Requirement: Return each line of the listing below, unchanged, and omit the images.

Excerpted data:
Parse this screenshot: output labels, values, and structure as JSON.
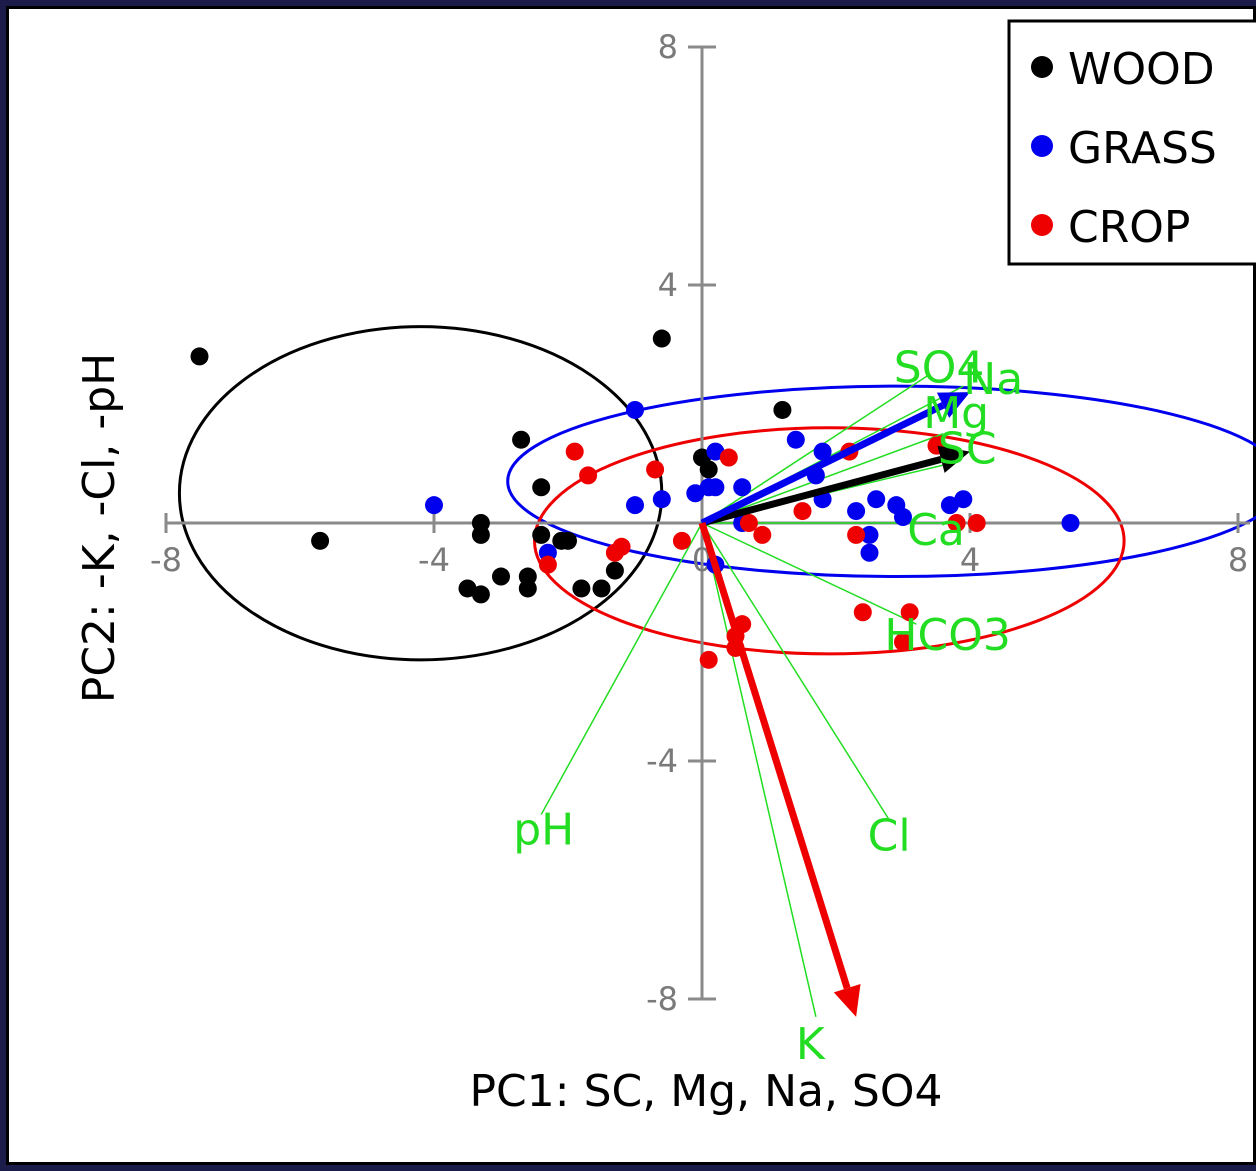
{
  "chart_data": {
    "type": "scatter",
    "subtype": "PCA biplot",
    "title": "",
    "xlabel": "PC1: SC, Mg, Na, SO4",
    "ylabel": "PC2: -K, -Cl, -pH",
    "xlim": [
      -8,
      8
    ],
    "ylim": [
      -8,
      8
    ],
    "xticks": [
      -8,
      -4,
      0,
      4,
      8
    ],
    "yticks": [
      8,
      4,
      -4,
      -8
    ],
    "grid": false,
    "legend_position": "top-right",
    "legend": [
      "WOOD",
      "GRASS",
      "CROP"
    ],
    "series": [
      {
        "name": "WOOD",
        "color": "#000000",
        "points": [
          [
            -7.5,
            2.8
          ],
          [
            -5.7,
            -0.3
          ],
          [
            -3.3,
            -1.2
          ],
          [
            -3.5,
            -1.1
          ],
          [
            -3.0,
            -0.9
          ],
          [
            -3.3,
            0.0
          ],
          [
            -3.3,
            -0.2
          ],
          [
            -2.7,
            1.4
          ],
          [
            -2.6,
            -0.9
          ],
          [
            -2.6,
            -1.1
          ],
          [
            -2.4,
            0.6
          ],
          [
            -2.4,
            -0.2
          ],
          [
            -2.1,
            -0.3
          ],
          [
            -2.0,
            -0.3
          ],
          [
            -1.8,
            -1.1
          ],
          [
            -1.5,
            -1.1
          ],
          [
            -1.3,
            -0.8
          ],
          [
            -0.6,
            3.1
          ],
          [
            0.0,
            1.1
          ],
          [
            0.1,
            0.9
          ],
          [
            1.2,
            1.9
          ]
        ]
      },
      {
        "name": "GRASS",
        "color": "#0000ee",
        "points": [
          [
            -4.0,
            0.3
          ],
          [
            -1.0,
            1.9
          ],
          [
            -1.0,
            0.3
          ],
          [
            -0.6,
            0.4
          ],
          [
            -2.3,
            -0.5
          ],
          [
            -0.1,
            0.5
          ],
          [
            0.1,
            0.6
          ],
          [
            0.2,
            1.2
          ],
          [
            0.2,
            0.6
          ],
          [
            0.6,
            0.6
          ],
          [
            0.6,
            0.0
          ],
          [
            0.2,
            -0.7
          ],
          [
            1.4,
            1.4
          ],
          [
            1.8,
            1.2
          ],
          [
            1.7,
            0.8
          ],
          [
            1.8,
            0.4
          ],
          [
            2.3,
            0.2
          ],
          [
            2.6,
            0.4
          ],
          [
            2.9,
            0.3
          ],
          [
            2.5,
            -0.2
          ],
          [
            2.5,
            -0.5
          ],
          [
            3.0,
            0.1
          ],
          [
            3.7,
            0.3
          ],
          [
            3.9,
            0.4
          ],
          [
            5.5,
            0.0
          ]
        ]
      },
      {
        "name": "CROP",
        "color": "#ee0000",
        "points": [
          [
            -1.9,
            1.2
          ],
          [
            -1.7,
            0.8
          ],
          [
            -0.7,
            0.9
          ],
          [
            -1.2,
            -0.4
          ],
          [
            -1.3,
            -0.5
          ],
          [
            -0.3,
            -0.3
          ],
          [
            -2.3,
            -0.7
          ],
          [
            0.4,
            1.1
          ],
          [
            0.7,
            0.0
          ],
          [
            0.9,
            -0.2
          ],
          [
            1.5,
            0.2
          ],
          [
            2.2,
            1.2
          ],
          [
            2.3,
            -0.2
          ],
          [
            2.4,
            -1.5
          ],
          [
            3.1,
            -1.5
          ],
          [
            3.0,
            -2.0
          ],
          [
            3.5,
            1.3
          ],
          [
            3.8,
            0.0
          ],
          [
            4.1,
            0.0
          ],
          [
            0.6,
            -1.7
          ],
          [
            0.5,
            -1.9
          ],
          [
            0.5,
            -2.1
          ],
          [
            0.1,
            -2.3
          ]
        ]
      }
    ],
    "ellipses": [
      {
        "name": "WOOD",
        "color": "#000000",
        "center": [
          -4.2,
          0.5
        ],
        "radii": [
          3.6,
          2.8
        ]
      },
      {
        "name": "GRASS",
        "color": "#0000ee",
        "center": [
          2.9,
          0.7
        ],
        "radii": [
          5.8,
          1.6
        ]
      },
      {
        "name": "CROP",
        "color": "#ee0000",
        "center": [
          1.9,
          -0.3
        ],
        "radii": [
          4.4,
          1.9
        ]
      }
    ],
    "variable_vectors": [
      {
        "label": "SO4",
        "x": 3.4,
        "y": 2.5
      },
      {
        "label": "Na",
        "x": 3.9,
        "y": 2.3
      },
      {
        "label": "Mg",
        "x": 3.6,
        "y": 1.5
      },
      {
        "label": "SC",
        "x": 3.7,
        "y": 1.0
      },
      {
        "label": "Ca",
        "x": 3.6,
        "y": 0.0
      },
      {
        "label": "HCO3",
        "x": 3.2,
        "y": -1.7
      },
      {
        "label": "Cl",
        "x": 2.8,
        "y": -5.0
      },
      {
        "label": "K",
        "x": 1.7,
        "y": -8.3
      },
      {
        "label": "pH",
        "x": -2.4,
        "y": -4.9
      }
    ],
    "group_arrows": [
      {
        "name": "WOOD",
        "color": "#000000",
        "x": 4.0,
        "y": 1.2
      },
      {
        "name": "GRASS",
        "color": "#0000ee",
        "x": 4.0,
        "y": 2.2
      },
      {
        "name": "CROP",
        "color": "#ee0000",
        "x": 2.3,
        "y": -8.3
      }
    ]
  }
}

Output for this exercise:
Parse this screenshot: output labels, values, and structure as JSON.
{
  "chart_data": {
    "type": "scatter",
    "subtype": "PCA biplot",
    "title": "",
    "xlabel": "PC1: SC, Mg, Na, SO4",
    "ylabel": "PC2: -K, -Cl, -pH",
    "xlim": [
      -8,
      8
    ],
    "ylim": [
      -8,
      8
    ],
    "xticks": [
      -8,
      -4,
      0,
      4,
      8
    ],
    "yticks": [
      8,
      4,
      -4,
      -8
    ],
    "grid": false,
    "legend_position": "top-right",
    "legend": [
      "WOOD",
      "GRASS",
      "CROP"
    ],
    "series": [
      {
        "name": "WOOD",
        "color": "#000000",
        "points": [
          [
            -7.5,
            2.8
          ],
          [
            -5.7,
            -0.3
          ],
          [
            -3.3,
            -1.2
          ],
          [
            -3.5,
            -1.1
          ],
          [
            -3.0,
            -0.9
          ],
          [
            -3.3,
            0.0
          ],
          [
            -3.3,
            -0.2
          ],
          [
            -2.7,
            1.4
          ],
          [
            -2.6,
            -0.9
          ],
          [
            -2.6,
            -1.1
          ],
          [
            -2.4,
            0.6
          ],
          [
            -2.4,
            -0.2
          ],
          [
            -2.1,
            -0.3
          ],
          [
            -2.0,
            -0.3
          ],
          [
            -1.8,
            -1.1
          ],
          [
            -1.5,
            -1.1
          ],
          [
            -1.3,
            -0.8
          ],
          [
            -0.6,
            3.1
          ],
          [
            0.0,
            1.1
          ],
          [
            0.1,
            0.9
          ],
          [
            1.2,
            1.9
          ]
        ]
      },
      {
        "name": "GRASS",
        "color": "#0000ee",
        "points": [
          [
            -4.0,
            0.3
          ],
          [
            -1.0,
            1.9
          ],
          [
            -1.0,
            0.3
          ],
          [
            -0.6,
            0.4
          ],
          [
            -2.3,
            -0.5
          ],
          [
            -0.1,
            0.5
          ],
          [
            0.1,
            0.6
          ],
          [
            0.2,
            1.2
          ],
          [
            0.2,
            0.6
          ],
          [
            0.6,
            0.6
          ],
          [
            0.6,
            0.0
          ],
          [
            0.2,
            -0.7
          ],
          [
            1.4,
            1.4
          ],
          [
            1.8,
            1.2
          ],
          [
            1.7,
            0.8
          ],
          [
            1.8,
            0.4
          ],
          [
            2.3,
            0.2
          ],
          [
            2.6,
            0.4
          ],
          [
            2.9,
            0.3
          ],
          [
            2.5,
            -0.2
          ],
          [
            2.5,
            -0.5
          ],
          [
            3.0,
            0.1
          ],
          [
            3.7,
            0.3
          ],
          [
            3.9,
            0.4
          ],
          [
            5.5,
            0.0
          ]
        ]
      },
      {
        "name": "CROP",
        "color": "#ee0000",
        "points": [
          [
            -1.9,
            1.2
          ],
          [
            -1.7,
            0.8
          ],
          [
            -0.7,
            0.9
          ],
          [
            -1.2,
            -0.4
          ],
          [
            -1.3,
            -0.5
          ],
          [
            -0.3,
            -0.3
          ],
          [
            -2.3,
            -0.7
          ],
          [
            0.4,
            1.1
          ],
          [
            0.7,
            0.0
          ],
          [
            0.9,
            -0.2
          ],
          [
            1.5,
            0.2
          ],
          [
            2.2,
            1.2
          ],
          [
            2.3,
            -0.2
          ],
          [
            2.4,
            -1.5
          ],
          [
            3.1,
            -1.5
          ],
          [
            3.0,
            -2.0
          ],
          [
            3.5,
            1.3
          ],
          [
            3.8,
            0.0
          ],
          [
            4.1,
            0.0
          ],
          [
            0.6,
            -1.7
          ],
          [
            0.5,
            -1.9
          ],
          [
            0.5,
            -2.1
          ],
          [
            0.1,
            -2.3
          ]
        ]
      }
    ],
    "ellipses": [
      {
        "name": "WOOD",
        "color": "#000000",
        "center": [
          -4.2,
          0.5
        ],
        "radii": [
          3.6,
          2.8
        ]
      },
      {
        "name": "GRASS",
        "color": "#0000ee",
        "center": [
          2.9,
          0.7
        ],
        "radii": [
          5.8,
          1.6
        ]
      },
      {
        "name": "CROP",
        "color": "#ee0000",
        "center": [
          1.9,
          -0.3
        ],
        "radii": [
          4.4,
          1.9
        ]
      }
    ],
    "variable_vectors": [
      {
        "label": "SO4",
        "x": 3.4,
        "y": 2.5
      },
      {
        "label": "Na",
        "x": 3.9,
        "y": 2.3
      },
      {
        "label": "Mg",
        "x": 3.6,
        "y": 1.5
      },
      {
        "label": "SC",
        "x": 3.7,
        "y": 1.0
      },
      {
        "label": "Ca",
        "x": 3.6,
        "y": 0.0
      },
      {
        "label": "HCO3",
        "x": 3.2,
        "y": -1.7
      },
      {
        "label": "Cl",
        "x": 2.8,
        "y": -5.0
      },
      {
        "label": "K",
        "x": 1.7,
        "y": -8.3
      },
      {
        "label": "pH",
        "x": -2.4,
        "y": -4.9
      }
    ],
    "group_arrows": [
      {
        "name": "WOOD",
        "color": "#000000",
        "x": 4.0,
        "y": 1.2
      },
      {
        "name": "GRASS",
        "color": "#0000ee",
        "x": 4.0,
        "y": 2.2
      },
      {
        "name": "CROP",
        "color": "#ee0000",
        "x": 2.3,
        "y": -8.3
      }
    ]
  }
}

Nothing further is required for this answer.